● **What is asked**
Transcribe the records that follow. Keep every word exactly, and drop the pictures.

BEGIN

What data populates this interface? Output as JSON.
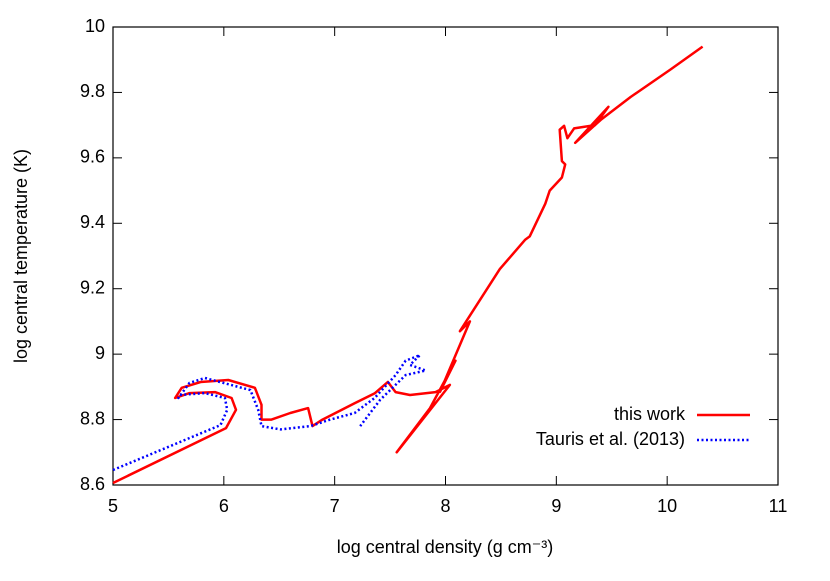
{
  "chart_data": {
    "type": "line",
    "x_label": "log central density (g cm⁻³)",
    "y_label": "log central temperature (K)",
    "xlim": [
      5,
      11
    ],
    "ylim": [
      8.6,
      10
    ],
    "xticks": [
      5,
      6,
      7,
      8,
      9,
      10,
      11
    ],
    "yticks": [
      8.6,
      8.8,
      9,
      9.2,
      9.4,
      9.6,
      9.8,
      10
    ],
    "legend": "bottom-right",
    "series": [
      {
        "name": "this work",
        "color": "#ff0000",
        "style": "solid",
        "x": [
          5.0,
          6.02,
          6.11,
          6.07,
          5.92,
          5.69,
          5.56,
          5.62,
          5.79,
          6.04,
          6.28,
          6.34,
          6.34,
          6.43,
          6.6,
          6.76,
          6.8,
          6.89,
          7.18,
          7.36,
          7.48,
          7.55,
          7.68,
          7.91,
          8.04,
          7.56,
          7.86,
          8.09,
          7.95,
          8.22,
          8.13,
          8.49,
          8.72,
          8.76,
          8.9,
          8.94,
          9.05,
          9.08,
          9.05,
          9.03,
          9.07,
          9.1,
          9.16,
          9.35,
          9.47,
          9.17,
          9.4,
          9.67,
          10.03,
          10.32
        ],
        "values": [
          8.606,
          8.774,
          8.83,
          8.866,
          8.884,
          8.881,
          8.866,
          8.897,
          8.915,
          8.921,
          8.897,
          8.845,
          8.8,
          8.8,
          8.82,
          8.835,
          8.78,
          8.8,
          8.85,
          8.88,
          8.915,
          8.884,
          8.875,
          8.884,
          8.906,
          8.7,
          8.835,
          8.98,
          8.885,
          9.1,
          9.07,
          9.26,
          9.35,
          9.36,
          9.46,
          9.5,
          9.54,
          9.58,
          9.59,
          9.686,
          9.698,
          9.66,
          9.69,
          9.7,
          9.756,
          9.646,
          9.716,
          9.786,
          9.87,
          9.94
        ]
      },
      {
        "name": "Tauris et al. (2013)",
        "color": "#0000ff",
        "style": "dotted",
        "x": [
          5.0,
          5.97,
          6.03,
          6.01,
          5.83,
          5.6,
          5.59,
          5.69,
          5.83,
          6.24,
          6.31,
          6.34,
          6.51,
          6.78,
          6.96,
          7.18,
          7.36,
          7.55,
          7.64,
          7.77,
          7.68,
          7.82,
          7.64,
          7.41,
          7.23
        ],
        "values": [
          8.646,
          8.783,
          8.83,
          8.866,
          8.881,
          8.875,
          8.866,
          8.912,
          8.927,
          8.89,
          8.83,
          8.78,
          8.77,
          8.78,
          8.8,
          8.82,
          8.866,
          8.936,
          8.98,
          8.997,
          8.967,
          8.95,
          8.936,
          8.86,
          8.78
        ]
      }
    ]
  }
}
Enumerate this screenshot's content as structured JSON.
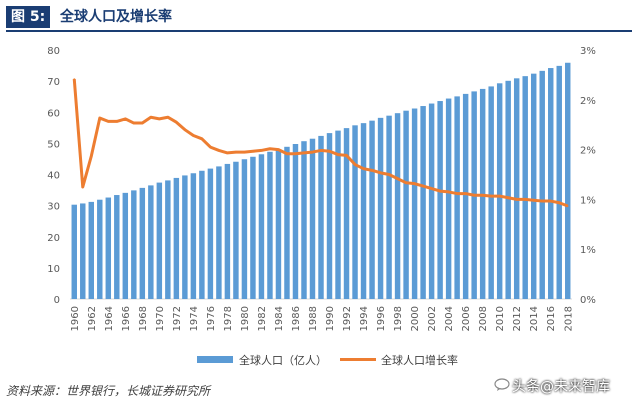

END

● **Response**
What data populates this interface? Output as JSON.
{
  "chart_data": {
    "type": "line",
    "x_label": "log central density (g cm⁻³)",
    "y_label": "log central temperature (K)",
    "xlim": [
      5,
      11
    ],
    "ylim": [
      8.6,
      10
    ],
    "xticks": [
      5,
      6,
      7,
      8,
      9,
      10,
      11
    ],
    "yticks": [
      8.6,
      8.8,
      9,
      9.2,
      9.4,
      9.6,
      9.8,
      10
    ],
    "legend": "bottom-right",
    "series": [
      {
        "name": "this work",
        "color": "#ff0000",
        "style": "solid",
        "x": [
          5.0,
          6.02,
          6.11,
          6.07,
          5.92,
          5.69,
          5.56,
          5.62,
          5.79,
          6.04,
          6.28,
          6.34,
          6.34,
          6.43,
          6.6,
          6.76,
          6.8,
          6.89,
          7.18,
          7.36,
          7.48,
          7.55,
          7.68,
          7.91,
          8.04,
          7.56,
          7.86,
          8.09,
          7.95,
          8.22,
          8.13,
          8.49,
          8.72,
          8.76,
          8.9,
          8.94,
          9.05,
          9.08,
          9.05,
          9.03,
          9.07,
          9.1,
          9.16,
          9.35,
          9.47,
          9.17,
          9.4,
          9.67,
          10.03,
          10.32
        ],
        "values": [
          8.606,
          8.774,
          8.83,
          8.866,
          8.884,
          8.881,
          8.866,
          8.897,
          8.915,
          8.921,
          8.897,
          8.845,
          8.8,
          8.8,
          8.82,
          8.835,
          8.78,
          8.8,
          8.85,
          8.88,
          8.915,
          8.884,
          8.875,
          8.884,
          8.906,
          8.7,
          8.835,
          8.98,
          8.885,
          9.1,
          9.07,
          9.26,
          9.35,
          9.36,
          9.46,
          9.5,
          9.54,
          9.58,
          9.59,
          9.686,
          9.698,
          9.66,
          9.69,
          9.7,
          9.756,
          9.646,
          9.716,
          9.786,
          9.87,
          9.94
        ]
      },
      {
        "name": "Tauris et al. (2013)",
        "color": "#0000ff",
        "style": "dotted",
        "x": [
          5.0,
          5.97,
          6.03,
          6.01,
          5.83,
          5.6,
          5.59,
          5.69,
          5.83,
          6.24,
          6.31,
          6.34,
          6.51,
          6.78,
          6.96,
          7.18,
          7.36,
          7.55,
          7.64,
          7.77,
          7.68,
          7.82,
          7.64,
          7.41,
          7.23
        ],
        "values": [
          8.646,
          8.783,
          8.83,
          8.866,
          8.881,
          8.875,
          8.866,
          8.912,
          8.927,
          8.89,
          8.83,
          8.78,
          8.77,
          8.78,
          8.8,
          8.82,
          8.866,
          8.936,
          8.98,
          8.997,
          8.967,
          8.95,
          8.936,
          8.86,
          8.78
        ]
      }
    ]
  }
}
Enumerate this screenshot's content as structured JSON.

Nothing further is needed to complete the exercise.